[start of Input material]

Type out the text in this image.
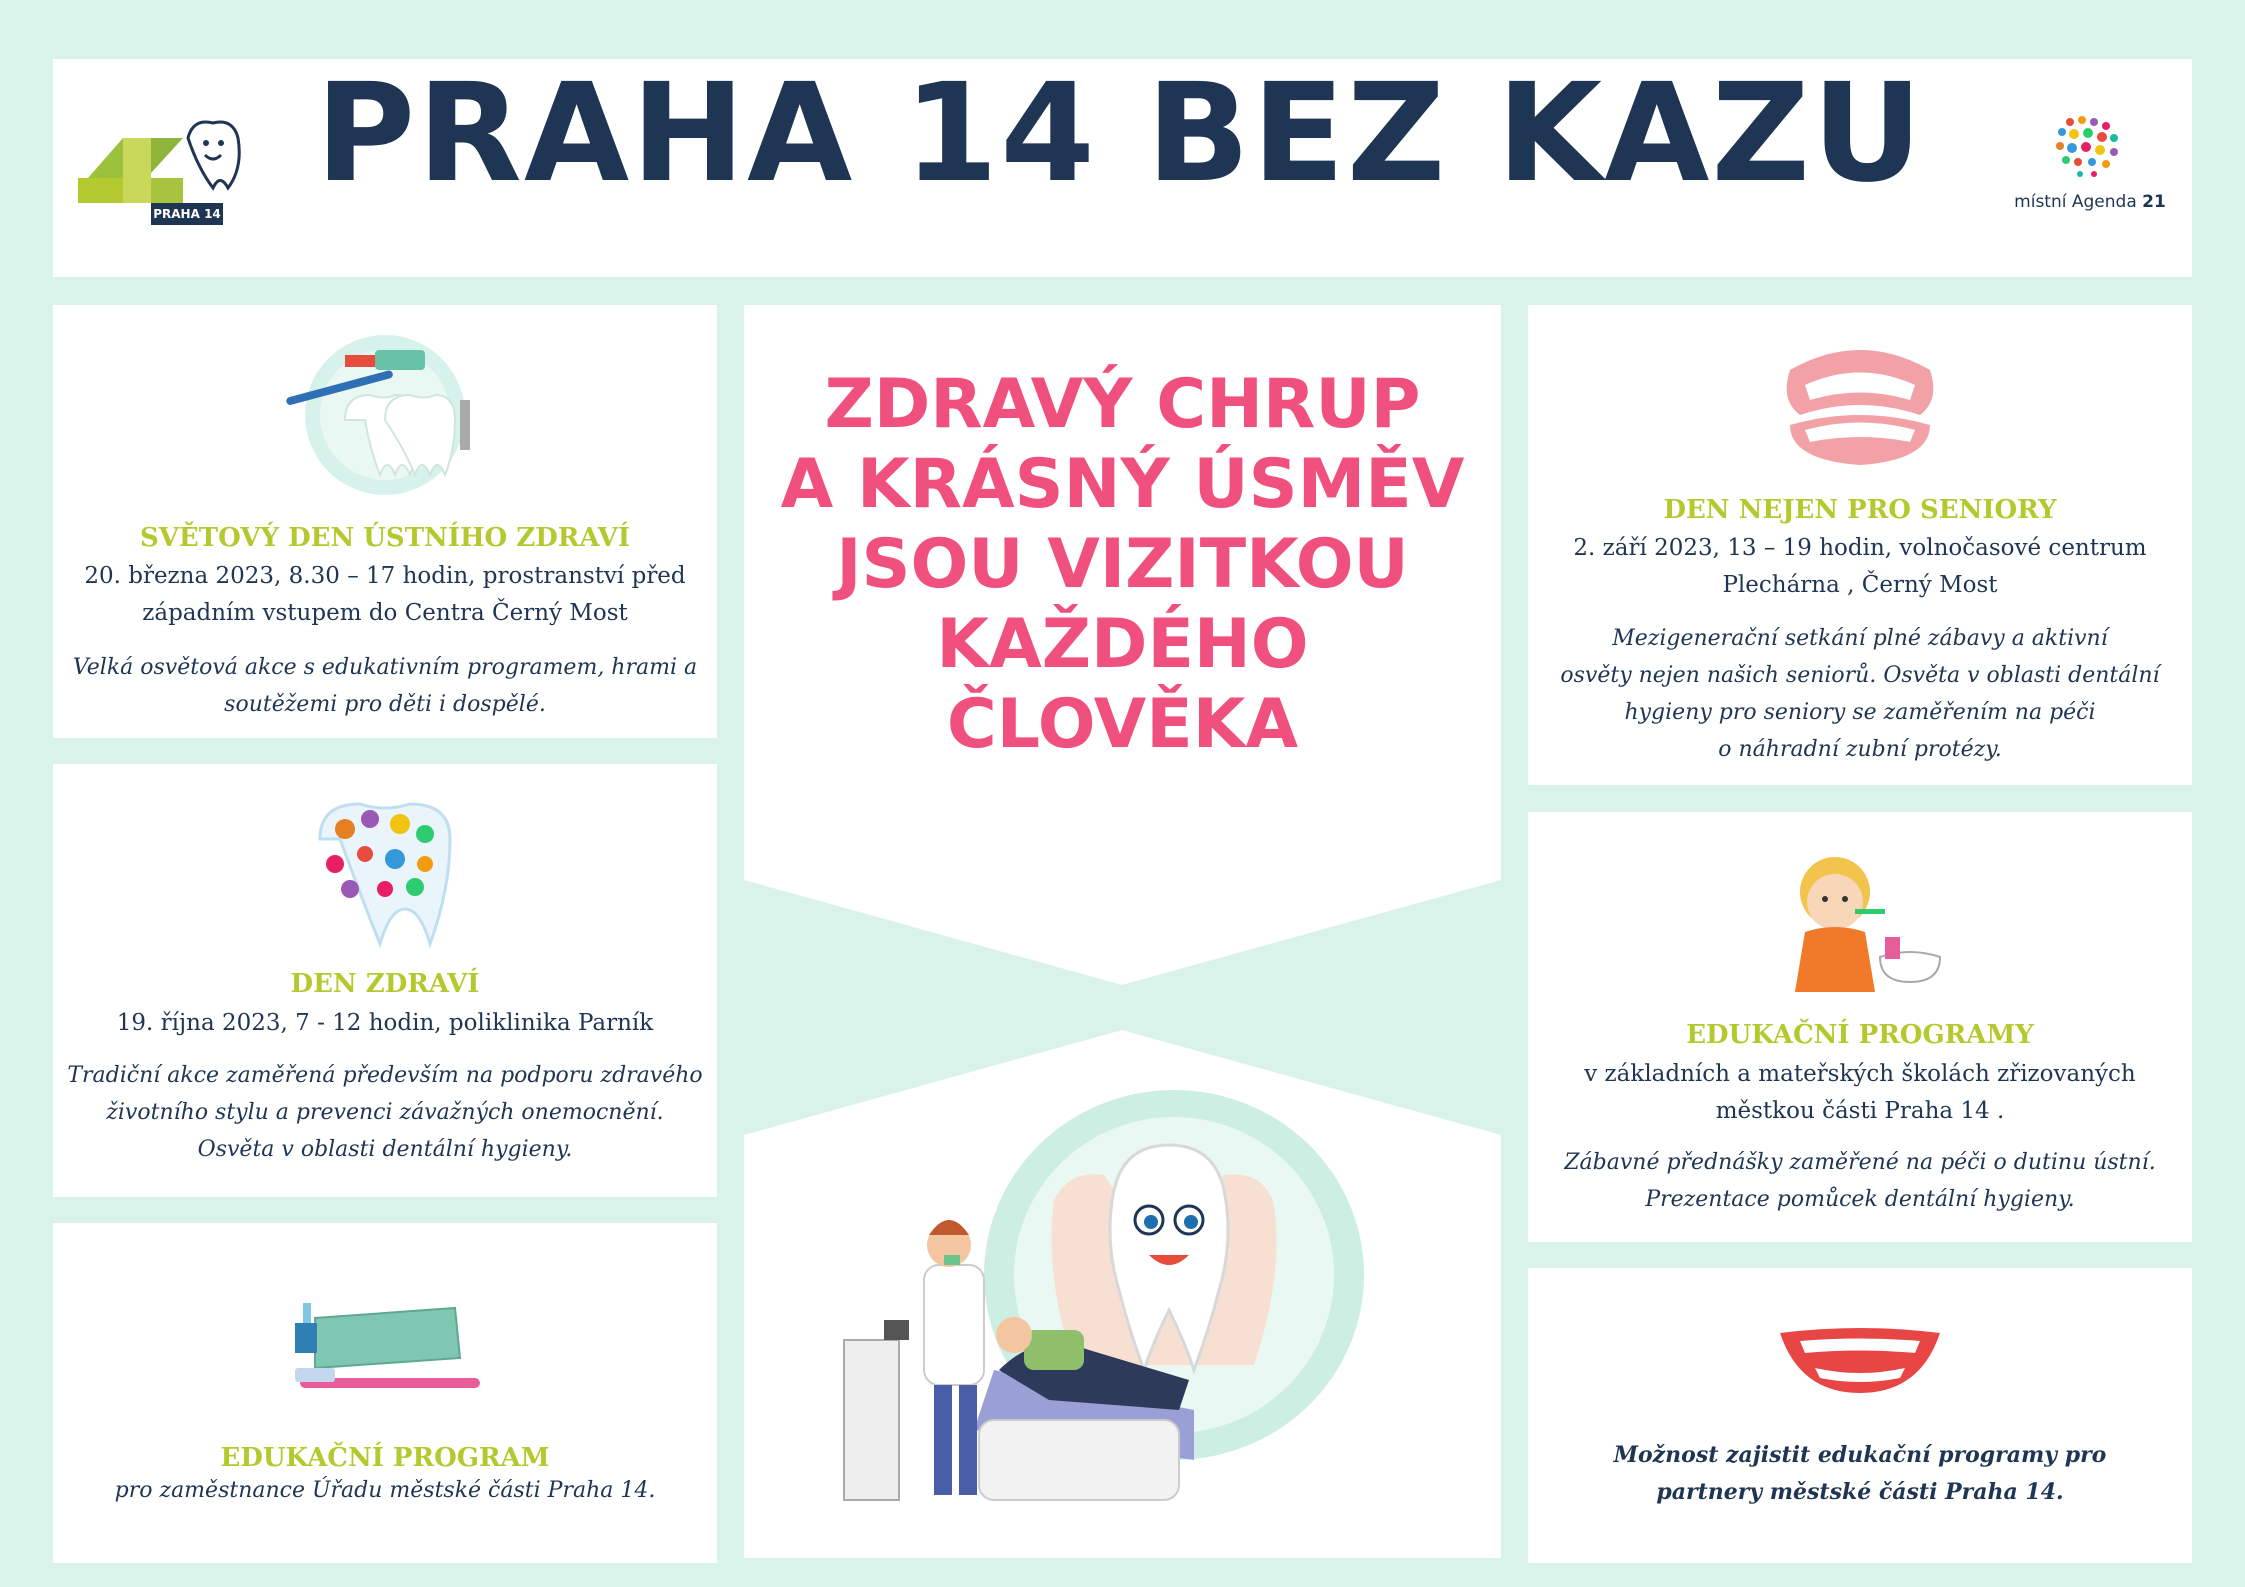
PRAHA 14
PRAHA 14 BEZ KAZU	místní Agenda 21
ZDRAVÝ CHRUP
A KRÁSNÝ ÚSMĚV
JSOU VIZITKOU
KAŽDÉHO
ČLOVĚKA
SVĚTOVÝ DEN ÚSTNÍHO ZDRAVÍ
20. března 2023, 8.30 – 17 hodin, prostranství před
západním vstupem do Centra Černý Most
Velká osvětová akce s edukativním programem, hrami a
soutěžemi pro děti i dospělé.
DEN ZDRAVÍ
19. října 2023, 7 - 12 hodin, poliklinika Parník
Tradiční akce zaměřená především na podporu zdravého
životního stylu a prevenci závažných onemocnění.
Osvěta v oblasti dentální hygieny.
EDUKAČNÍ PROGRAM
pro zaměstnance Úřadu městské části Praha 14.
DEN NEJEN PRO SENIORY
2. září 2023, 13 – 19 hodin, volnočasové centrum
Plechárna , Černý Most
Mezigenerační setkání plné zábavy a aktivní
osvěty nejen našich seniorů. Osvěta v oblasti dentální
hygieny pro seniory se zaměřením na péči
o náhradní zubní protézy.
EDUKAČNÍ PROGRAMY
v základních a mateřských školách zřizovaných
městkou části Praha 14 .
Zábavné přednášky zaměřené na péči o dutinu ústní.
Prezentace pomůcek dentální hygieny.
Možnost zajistit edukační programy pro
partnery městské části Praha 14.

[end of Input material]

◆ Exercise instructions: Reproduce the data above in full, exactly as it is, with the pictures left out.

◆ Full answer:
Type out the text in this image.
PRAHA 14
PRAHA 14 BEZ KAZU	místní Agenda 21
ZDRAVÝ CHRUP
A KRÁSNÝ ÚSMĚV
JSOU VIZITKOU
KAŽDÉHO
ČLOVĚKA
SVĚTOVÝ DEN ÚSTNÍHO ZDRAVÍ
20. března 2023, 8.30 – 17 hodin, prostranství před
západním vstupem do Centra Černý Most
Velká osvětová akce s edukativním programem, hrami a
soutěžemi pro děti i dospělé.
DEN ZDRAVÍ
19. října 2023, 7 - 12 hodin, poliklinika Parník
Tradiční akce zaměřená především na podporu zdravého
životního stylu a prevenci závažných onemocnění.
Osvěta v oblasti dentální hygieny.
EDUKAČNÍ PROGRAM
pro zaměstnance Úřadu městské části Praha 14.
DEN NEJEN PRO SENIORY
2. září 2023, 13 – 19 hodin, volnočasové centrum
Plechárna , Černý Most
Mezigenerační setkání plné zábavy a aktivní
osvěty nejen našich seniorů. Osvěta v oblasti dentální
hygieny pro seniory se zaměřením na péči
o náhradní zubní protézy.
EDUKAČNÍ PROGRAMY
v základních a mateřských školách zřizovaných
městkou části Praha 14 .
Zábavné přednášky zaměřené na péči o dutinu ústní.
Prezentace pomůcek dentální hygieny.
Možnost zajistit edukační programy pro
partnery městské části Praha 14.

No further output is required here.